--- Short exercise ---
Extract the listing below in full, unchanged.
-- start of Record list --
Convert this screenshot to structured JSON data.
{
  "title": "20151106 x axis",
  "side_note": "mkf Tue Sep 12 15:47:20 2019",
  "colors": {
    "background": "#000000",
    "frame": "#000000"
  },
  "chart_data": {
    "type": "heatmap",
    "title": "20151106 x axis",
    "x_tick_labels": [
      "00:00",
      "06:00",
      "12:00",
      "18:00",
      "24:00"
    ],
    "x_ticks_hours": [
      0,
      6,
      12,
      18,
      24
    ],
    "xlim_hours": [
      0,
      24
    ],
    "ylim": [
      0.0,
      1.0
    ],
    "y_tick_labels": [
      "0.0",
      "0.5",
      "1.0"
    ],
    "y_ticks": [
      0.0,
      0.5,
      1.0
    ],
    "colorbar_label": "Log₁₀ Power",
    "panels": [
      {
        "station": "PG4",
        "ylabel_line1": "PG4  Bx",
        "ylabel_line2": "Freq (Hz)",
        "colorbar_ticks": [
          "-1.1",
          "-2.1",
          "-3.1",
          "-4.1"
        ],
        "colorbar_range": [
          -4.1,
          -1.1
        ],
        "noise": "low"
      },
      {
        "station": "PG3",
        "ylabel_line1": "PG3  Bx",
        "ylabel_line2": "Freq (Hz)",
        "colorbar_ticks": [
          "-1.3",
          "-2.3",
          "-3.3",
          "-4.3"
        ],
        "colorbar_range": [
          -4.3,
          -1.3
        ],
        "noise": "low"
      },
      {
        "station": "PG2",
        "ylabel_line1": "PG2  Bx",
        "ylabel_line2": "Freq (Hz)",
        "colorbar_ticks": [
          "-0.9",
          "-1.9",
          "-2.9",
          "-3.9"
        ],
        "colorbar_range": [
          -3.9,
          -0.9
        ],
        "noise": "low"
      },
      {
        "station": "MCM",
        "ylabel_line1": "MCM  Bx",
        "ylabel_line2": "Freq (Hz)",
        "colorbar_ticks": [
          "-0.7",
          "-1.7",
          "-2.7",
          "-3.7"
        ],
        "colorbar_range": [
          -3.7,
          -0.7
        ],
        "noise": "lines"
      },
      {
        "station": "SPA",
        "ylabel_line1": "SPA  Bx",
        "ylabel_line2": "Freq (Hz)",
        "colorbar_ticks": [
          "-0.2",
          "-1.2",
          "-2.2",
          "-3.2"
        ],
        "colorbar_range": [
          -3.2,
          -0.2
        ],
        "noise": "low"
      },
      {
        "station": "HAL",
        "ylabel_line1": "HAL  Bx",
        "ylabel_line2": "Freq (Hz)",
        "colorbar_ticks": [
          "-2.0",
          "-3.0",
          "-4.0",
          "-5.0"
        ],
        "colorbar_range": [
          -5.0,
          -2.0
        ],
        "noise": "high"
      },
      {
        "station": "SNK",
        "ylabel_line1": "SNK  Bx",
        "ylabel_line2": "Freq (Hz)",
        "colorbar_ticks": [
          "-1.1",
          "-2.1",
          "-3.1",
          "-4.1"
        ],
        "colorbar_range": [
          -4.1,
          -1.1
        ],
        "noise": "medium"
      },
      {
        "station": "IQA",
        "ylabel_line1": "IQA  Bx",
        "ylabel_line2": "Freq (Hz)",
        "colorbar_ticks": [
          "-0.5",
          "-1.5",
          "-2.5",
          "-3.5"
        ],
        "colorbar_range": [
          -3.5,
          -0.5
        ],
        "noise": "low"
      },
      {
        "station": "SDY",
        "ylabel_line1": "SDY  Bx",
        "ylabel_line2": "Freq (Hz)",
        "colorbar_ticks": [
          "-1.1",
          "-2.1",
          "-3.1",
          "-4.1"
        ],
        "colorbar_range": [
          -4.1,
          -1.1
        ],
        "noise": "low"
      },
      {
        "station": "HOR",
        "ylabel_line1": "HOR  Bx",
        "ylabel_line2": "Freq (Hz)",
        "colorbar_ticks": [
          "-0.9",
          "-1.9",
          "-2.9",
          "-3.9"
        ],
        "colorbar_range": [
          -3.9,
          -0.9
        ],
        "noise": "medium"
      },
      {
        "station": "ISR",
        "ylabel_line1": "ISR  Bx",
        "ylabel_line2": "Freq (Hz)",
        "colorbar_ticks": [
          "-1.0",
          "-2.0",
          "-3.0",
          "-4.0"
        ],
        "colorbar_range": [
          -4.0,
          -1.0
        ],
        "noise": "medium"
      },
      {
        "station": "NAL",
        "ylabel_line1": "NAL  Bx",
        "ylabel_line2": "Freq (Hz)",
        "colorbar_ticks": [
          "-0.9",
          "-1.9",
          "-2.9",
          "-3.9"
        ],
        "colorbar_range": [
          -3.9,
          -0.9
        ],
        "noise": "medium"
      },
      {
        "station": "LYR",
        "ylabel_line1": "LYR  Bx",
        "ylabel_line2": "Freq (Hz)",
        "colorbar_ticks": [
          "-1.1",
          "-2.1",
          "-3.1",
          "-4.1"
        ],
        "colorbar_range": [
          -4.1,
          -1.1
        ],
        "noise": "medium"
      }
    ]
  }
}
-- end of Record list --
--- Task answer ---
Convert this screenshot to structured JSON data.
{
  "title": "20151106 x axis",
  "side_note": "mkf Tue Sep 12 15:47:20 2019",
  "colors": {
    "background": "#000000",
    "frame": "#000000"
  },
  "chart_data": {
    "type": "heatmap",
    "title": "20151106 x axis",
    "x_tick_labels": [
      "00:00",
      "06:00",
      "12:00",
      "18:00",
      "24:00"
    ],
    "x_ticks_hours": [
      0,
      6,
      12,
      18,
      24
    ],
    "xlim_hours": [
      0,
      24
    ],
    "ylim": [
      0.0,
      1.0
    ],
    "y_tick_labels": [
      "0.0",
      "0.5",
      "1.0"
    ],
    "y_ticks": [
      0.0,
      0.5,
      1.0
    ],
    "colorbar_label": "Log₁₀ Power",
    "panels": [
      {
        "station": "PG4",
        "ylabel_line1": "PG4  Bx",
        "ylabel_line2": "Freq (Hz)",
        "colorbar_ticks": [
          "-1.1",
          "-2.1",
          "-3.1",
          "-4.1"
        ],
        "colorbar_range": [
          -4.1,
          -1.1
        ],
        "noise": "low"
      },
      {
        "station": "PG3",
        "ylabel_line1": "PG3  Bx",
        "ylabel_line2": "Freq (Hz)",
        "colorbar_ticks": [
          "-1.3",
          "-2.3",
          "-3.3",
          "-4.3"
        ],
        "colorbar_range": [
          -4.3,
          -1.3
        ],
        "noise": "low"
      },
      {
        "station": "PG2",
        "ylabel_line1": "PG2  Bx",
        "ylabel_line2": "Freq (Hz)",
        "colorbar_ticks": [
          "-0.9",
          "-1.9",
          "-2.9",
          "-3.9"
        ],
        "colorbar_range": [
          -3.9,
          -0.9
        ],
        "noise": "low"
      },
      {
        "station": "MCM",
        "ylabel_line1": "MCM  Bx",
        "ylabel_line2": "Freq (Hz)",
        "colorbar_ticks": [
          "-0.7",
          "-1.7",
          "-2.7",
          "-3.7"
        ],
        "colorbar_range": [
          -3.7,
          -0.7
        ],
        "noise": "lines"
      },
      {
        "station": "SPA",
        "ylabel_line1": "SPA  Bx",
        "ylabel_line2": "Freq (Hz)",
        "colorbar_ticks": [
          "-0.2",
          "-1.2",
          "-2.2",
          "-3.2"
        ],
        "colorbar_range": [
          -3.2,
          -0.2
        ],
        "noise": "low"
      },
      {
        "station": "HAL",
        "ylabel_line1": "HAL  Bx",
        "ylabel_line2": "Freq (Hz)",
        "colorbar_ticks": [
          "-2.0",
          "-3.0",
          "-4.0",
          "-5.0"
        ],
        "colorbar_range": [
          -5.0,
          -2.0
        ],
        "noise": "high"
      },
      {
        "station": "SNK",
        "ylabel_line1": "SNK  Bx",
        "ylabel_line2": "Freq (Hz)",
        "colorbar_ticks": [
          "-1.1",
          "-2.1",
          "-3.1",
          "-4.1"
        ],
        "colorbar_range": [
          -4.1,
          -1.1
        ],
        "noise": "medium"
      },
      {
        "station": "IQA",
        "ylabel_line1": "IQA  Bx",
        "ylabel_line2": "Freq (Hz)",
        "colorbar_ticks": [
          "-0.5",
          "-1.5",
          "-2.5",
          "-3.5"
        ],
        "colorbar_range": [
          -3.5,
          -0.5
        ],
        "noise": "low"
      },
      {
        "station": "SDY",
        "ylabel_line1": "SDY  Bx",
        "ylabel_line2": "Freq (Hz)",
        "colorbar_ticks": [
          "-1.1",
          "-2.1",
          "-3.1",
          "-4.1"
        ],
        "colorbar_range": [
          -4.1,
          -1.1
        ],
        "noise": "low"
      },
      {
        "station": "HOR",
        "ylabel_line1": "HOR  Bx",
        "ylabel_line2": "Freq (Hz)",
        "colorbar_ticks": [
          "-0.9",
          "-1.9",
          "-2.9",
          "-3.9"
        ],
        "colorbar_range": [
          -3.9,
          -0.9
        ],
        "noise": "medium"
      },
      {
        "station": "ISR",
        "ylabel_line1": "ISR  Bx",
        "ylabel_line2": "Freq (Hz)",
        "colorbar_ticks": [
          "-1.0",
          "-2.0",
          "-3.0",
          "-4.0"
        ],
        "colorbar_range": [
          -4.0,
          -1.0
        ],
        "noise": "medium"
      },
      {
        "station": "NAL",
        "ylabel_line1": "NAL  Bx",
        "ylabel_line2": "Freq (Hz)",
        "colorbar_ticks": [
          "-0.9",
          "-1.9",
          "-2.9",
          "-3.9"
        ],
        "colorbar_range": [
          -3.9,
          -0.9
        ],
        "noise": "medium"
      },
      {
        "station": "LYR",
        "ylabel_line1": "LYR  Bx",
        "ylabel_line2": "Freq (Hz)",
        "colorbar_ticks": [
          "-1.1",
          "-2.1",
          "-3.1",
          "-4.1"
        ],
        "colorbar_range": [
          -4.1,
          -1.1
        ],
        "noise": "medium"
      }
    ]
  }
}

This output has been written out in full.